## start PROVIDED RECORDS
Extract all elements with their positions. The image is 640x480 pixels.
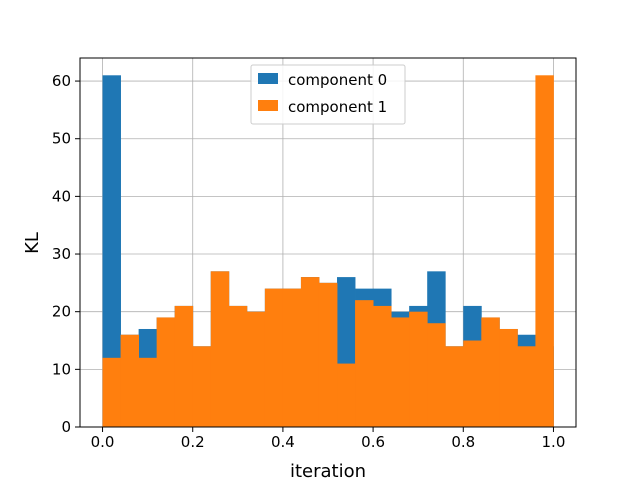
bar	[282, 288, 302, 427]
bar	[228, 305, 248, 427]
bar	[409, 311, 428, 427]
bar	[318, 282, 338, 427]
bar	[102, 357, 121, 427]
x-tick-label: 0.8	[451, 433, 475, 451]
bar	[300, 277, 320, 427]
bar	[246, 311, 266, 427]
y-axis-title: KL	[22, 232, 43, 254]
plot-frame	[79, 57, 577, 428]
series-1-bars	[102, 75, 554, 427]
bar	[517, 346, 536, 427]
legend-label-1: component 1	[288, 98, 387, 116]
bar	[174, 305, 194, 427]
y-tick-label: 30	[52, 245, 71, 263]
bar	[481, 317, 500, 427]
x-axis-title: iteration	[290, 461, 366, 480]
x-tick-label: 0.4	[271, 433, 295, 451]
y-tick-label: 20	[52, 303, 71, 321]
legend: component 0 component 1	[250, 64, 406, 125]
bar	[210, 271, 230, 427]
bar	[373, 305, 392, 427]
y-tick-label: 60	[52, 72, 71, 90]
bar	[192, 346, 212, 427]
legend-swatch-0	[258, 73, 278, 84]
x-tick-label: 1.0	[542, 433, 566, 451]
y-tick-label: 0	[61, 418, 71, 436]
y-tick-label: 50	[52, 130, 71, 148]
bar	[445, 346, 464, 427]
bars	[102, 75, 554, 427]
x-tick-label: 0.6	[361, 433, 385, 451]
bar	[337, 363, 356, 427]
x-tick-label: 0.0	[91, 433, 115, 451]
bar	[391, 317, 410, 427]
bar	[102, 75, 121, 427]
bar	[120, 334, 140, 427]
bar	[264, 288, 284, 427]
bar	[156, 317, 176, 427]
y-axis: 0 10 20 30 40 50 60	[52, 72, 80, 436]
bar	[499, 328, 518, 427]
bar	[138, 357, 158, 427]
x-axis: 0.0 0.2 0.4 0.6 0.8 1.0	[91, 427, 566, 451]
bar	[535, 75, 554, 427]
legend-box	[250, 64, 406, 125]
legend-label-0: component 0	[288, 71, 387, 89]
x-tick-label: 0.2	[181, 433, 205, 451]
bar	[355, 300, 374, 427]
bar	[463, 340, 482, 427]
bar	[427, 323, 446, 427]
y-tick-label: 40	[52, 187, 71, 205]
legend-swatch-1	[258, 100, 278, 111]
y-tick-label: 10	[52, 360, 71, 378]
## end PROVIDED RECORDS
**WRITTEN EXERCISE:**
Return every line of the records above verbatim, leaving out the pictures.

**ANSWER FOR THE TASK:**
Extract all elements with their positions. The image is 640x480 pixels.
bar	[282, 288, 302, 427]
bar	[228, 305, 248, 427]
bar	[409, 311, 428, 427]
bar	[318, 282, 338, 427]
bar	[102, 357, 121, 427]
x-tick-label: 0.8	[451, 433, 475, 451]
bar	[300, 277, 320, 427]
bar	[246, 311, 266, 427]
y-axis-title: KL	[22, 232, 43, 254]
plot-frame	[79, 57, 577, 428]
series-1-bars	[102, 75, 554, 427]
bar	[517, 346, 536, 427]
legend-label-1: component 1	[288, 98, 387, 116]
bar	[174, 305, 194, 427]
y-tick-label: 30	[52, 245, 71, 263]
bar	[481, 317, 500, 427]
x-axis-title: iteration	[290, 461, 366, 480]
x-tick-label: 0.4	[271, 433, 295, 451]
y-tick-label: 20	[52, 303, 71, 321]
legend: component 0 component 1	[250, 64, 406, 125]
bar	[210, 271, 230, 427]
bar	[373, 305, 392, 427]
y-tick-label: 60	[52, 72, 71, 90]
bar	[192, 346, 212, 427]
legend-swatch-0	[258, 73, 278, 84]
x-tick-label: 1.0	[542, 433, 566, 451]
y-tick-label: 0	[61, 418, 71, 436]
y-tick-label: 50	[52, 130, 71, 148]
bar	[445, 346, 464, 427]
bars	[102, 75, 554, 427]
x-tick-label: 0.6	[361, 433, 385, 451]
bar	[337, 363, 356, 427]
x-tick-label: 0.0	[91, 433, 115, 451]
bar	[391, 317, 410, 427]
bar	[102, 75, 121, 427]
bar	[120, 334, 140, 427]
bar	[264, 288, 284, 427]
bar	[156, 317, 176, 427]
y-axis: 0 10 20 30 40 50 60	[52, 72, 80, 436]
bar	[499, 328, 518, 427]
bar	[138, 357, 158, 427]
x-axis: 0.0 0.2 0.4 0.6 0.8 1.0	[91, 427, 566, 451]
bar	[535, 75, 554, 427]
legend-box	[250, 64, 406, 125]
legend-label-0: component 0	[288, 71, 387, 89]
x-tick-label: 0.2	[181, 433, 205, 451]
bar	[355, 300, 374, 427]
bar	[463, 340, 482, 427]
bar	[427, 323, 446, 427]
y-tick-label: 40	[52, 187, 71, 205]
legend-swatch-1	[258, 100, 278, 111]
y-tick-label: 10	[52, 360, 71, 378]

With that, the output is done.